● Task statement
What number of lines in the material contain the word "Adult"? Give that number alone.
** START OF Dataset records **
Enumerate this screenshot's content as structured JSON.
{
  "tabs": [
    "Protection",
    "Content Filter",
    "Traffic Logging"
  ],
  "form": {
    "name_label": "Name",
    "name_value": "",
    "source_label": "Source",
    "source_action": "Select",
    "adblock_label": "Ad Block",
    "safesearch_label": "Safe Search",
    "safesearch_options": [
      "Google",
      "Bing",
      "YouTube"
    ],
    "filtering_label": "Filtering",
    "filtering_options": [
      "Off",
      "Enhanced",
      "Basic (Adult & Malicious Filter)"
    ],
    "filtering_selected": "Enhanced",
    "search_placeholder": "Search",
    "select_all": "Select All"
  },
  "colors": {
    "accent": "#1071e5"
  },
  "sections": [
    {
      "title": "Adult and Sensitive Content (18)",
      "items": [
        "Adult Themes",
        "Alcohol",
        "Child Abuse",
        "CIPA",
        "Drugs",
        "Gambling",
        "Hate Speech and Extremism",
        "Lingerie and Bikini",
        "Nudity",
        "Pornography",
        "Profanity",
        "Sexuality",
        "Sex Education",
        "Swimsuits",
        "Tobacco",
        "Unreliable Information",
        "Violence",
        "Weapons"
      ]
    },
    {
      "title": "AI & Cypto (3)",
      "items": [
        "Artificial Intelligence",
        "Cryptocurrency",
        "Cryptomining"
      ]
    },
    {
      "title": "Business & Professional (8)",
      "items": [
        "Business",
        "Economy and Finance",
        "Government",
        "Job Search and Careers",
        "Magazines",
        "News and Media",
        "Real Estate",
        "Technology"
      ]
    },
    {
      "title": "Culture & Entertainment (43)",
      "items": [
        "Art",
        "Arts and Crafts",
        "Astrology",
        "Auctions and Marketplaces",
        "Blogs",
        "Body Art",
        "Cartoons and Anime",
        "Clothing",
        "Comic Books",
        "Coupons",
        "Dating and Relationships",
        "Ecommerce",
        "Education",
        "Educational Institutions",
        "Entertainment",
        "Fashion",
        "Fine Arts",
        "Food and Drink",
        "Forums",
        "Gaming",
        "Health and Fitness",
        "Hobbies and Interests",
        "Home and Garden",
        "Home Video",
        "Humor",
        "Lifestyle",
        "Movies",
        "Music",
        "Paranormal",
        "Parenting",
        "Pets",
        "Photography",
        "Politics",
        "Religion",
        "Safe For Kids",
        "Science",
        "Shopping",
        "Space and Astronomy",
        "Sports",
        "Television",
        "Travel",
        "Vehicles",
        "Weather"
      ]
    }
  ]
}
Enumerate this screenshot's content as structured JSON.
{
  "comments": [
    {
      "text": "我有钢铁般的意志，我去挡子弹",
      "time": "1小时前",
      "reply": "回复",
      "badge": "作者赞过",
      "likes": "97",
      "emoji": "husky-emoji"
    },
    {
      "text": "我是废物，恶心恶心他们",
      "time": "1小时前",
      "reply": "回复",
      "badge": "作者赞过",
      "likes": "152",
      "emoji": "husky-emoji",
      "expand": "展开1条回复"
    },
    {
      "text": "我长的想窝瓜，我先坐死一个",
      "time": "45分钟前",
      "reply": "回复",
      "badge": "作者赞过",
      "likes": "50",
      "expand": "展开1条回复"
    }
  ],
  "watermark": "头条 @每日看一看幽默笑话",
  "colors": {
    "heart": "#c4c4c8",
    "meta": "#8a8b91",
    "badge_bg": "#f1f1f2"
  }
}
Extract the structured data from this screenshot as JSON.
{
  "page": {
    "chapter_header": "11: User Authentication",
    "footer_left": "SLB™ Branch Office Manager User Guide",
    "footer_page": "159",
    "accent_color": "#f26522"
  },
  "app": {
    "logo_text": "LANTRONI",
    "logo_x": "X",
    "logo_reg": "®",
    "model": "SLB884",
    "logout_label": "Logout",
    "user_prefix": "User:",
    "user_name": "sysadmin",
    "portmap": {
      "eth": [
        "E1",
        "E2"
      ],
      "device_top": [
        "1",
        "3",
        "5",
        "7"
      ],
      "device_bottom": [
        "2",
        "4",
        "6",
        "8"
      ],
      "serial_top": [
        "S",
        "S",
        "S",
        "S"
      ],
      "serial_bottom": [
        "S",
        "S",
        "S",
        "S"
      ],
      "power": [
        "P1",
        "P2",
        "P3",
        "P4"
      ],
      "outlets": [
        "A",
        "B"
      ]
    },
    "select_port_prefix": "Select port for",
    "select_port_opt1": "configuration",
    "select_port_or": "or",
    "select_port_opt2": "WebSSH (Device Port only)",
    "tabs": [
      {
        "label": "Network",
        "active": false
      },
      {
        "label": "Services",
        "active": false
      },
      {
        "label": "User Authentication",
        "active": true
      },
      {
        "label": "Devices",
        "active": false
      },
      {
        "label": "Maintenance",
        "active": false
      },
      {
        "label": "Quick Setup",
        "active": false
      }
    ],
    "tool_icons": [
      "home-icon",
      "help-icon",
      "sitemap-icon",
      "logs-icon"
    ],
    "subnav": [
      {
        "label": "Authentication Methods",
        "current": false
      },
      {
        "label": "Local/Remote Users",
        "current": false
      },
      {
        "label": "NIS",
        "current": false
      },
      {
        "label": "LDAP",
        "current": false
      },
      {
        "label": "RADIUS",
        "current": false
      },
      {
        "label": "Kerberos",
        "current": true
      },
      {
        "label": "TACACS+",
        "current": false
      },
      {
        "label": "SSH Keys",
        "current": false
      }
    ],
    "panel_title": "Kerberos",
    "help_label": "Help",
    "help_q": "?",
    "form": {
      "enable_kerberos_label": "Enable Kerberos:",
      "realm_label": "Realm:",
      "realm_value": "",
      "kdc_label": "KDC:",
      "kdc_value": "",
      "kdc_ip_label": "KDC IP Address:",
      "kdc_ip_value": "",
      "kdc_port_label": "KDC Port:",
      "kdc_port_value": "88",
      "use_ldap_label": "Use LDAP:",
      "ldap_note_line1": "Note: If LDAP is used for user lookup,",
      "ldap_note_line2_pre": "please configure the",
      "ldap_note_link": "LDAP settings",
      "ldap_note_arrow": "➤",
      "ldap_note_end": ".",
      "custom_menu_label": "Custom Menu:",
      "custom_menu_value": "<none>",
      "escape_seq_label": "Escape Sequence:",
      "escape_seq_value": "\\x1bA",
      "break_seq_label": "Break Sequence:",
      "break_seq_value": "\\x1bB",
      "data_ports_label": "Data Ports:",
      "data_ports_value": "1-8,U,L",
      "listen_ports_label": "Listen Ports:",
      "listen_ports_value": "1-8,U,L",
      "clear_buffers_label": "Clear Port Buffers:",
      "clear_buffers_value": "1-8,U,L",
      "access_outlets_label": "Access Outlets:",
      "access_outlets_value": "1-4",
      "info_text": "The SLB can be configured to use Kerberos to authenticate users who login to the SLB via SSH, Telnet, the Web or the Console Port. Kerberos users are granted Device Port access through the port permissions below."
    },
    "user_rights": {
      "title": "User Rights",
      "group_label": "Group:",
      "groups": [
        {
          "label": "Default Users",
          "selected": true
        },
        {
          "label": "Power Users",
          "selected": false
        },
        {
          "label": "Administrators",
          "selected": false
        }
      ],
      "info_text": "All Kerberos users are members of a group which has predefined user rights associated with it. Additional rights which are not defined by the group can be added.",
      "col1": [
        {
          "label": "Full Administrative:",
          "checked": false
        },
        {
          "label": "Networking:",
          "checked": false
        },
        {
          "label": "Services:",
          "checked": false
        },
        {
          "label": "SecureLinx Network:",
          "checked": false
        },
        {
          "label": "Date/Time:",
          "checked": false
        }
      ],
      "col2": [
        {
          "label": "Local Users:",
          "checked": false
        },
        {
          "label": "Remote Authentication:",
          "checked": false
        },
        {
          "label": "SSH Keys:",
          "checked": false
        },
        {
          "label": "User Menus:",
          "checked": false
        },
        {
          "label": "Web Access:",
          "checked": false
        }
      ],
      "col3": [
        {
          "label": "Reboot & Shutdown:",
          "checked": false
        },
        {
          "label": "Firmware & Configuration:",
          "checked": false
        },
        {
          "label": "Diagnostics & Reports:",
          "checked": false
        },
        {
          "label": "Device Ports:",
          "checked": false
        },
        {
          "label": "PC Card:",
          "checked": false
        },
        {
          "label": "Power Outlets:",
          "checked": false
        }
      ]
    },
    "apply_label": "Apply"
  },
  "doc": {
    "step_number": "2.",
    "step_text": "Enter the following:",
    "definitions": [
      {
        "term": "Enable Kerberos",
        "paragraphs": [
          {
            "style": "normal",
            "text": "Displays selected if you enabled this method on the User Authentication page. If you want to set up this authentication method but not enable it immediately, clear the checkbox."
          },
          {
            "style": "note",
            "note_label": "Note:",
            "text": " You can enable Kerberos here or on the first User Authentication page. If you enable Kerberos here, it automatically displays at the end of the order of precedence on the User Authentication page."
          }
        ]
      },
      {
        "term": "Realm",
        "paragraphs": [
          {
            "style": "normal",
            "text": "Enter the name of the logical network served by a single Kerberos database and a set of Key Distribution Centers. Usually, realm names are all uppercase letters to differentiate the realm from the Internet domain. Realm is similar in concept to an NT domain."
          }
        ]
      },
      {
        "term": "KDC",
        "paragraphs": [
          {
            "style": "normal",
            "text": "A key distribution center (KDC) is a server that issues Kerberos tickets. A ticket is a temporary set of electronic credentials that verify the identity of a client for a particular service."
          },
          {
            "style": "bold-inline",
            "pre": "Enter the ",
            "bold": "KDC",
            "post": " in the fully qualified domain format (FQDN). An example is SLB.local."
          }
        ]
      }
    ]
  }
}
** END OF Dataset records **
● Final result
3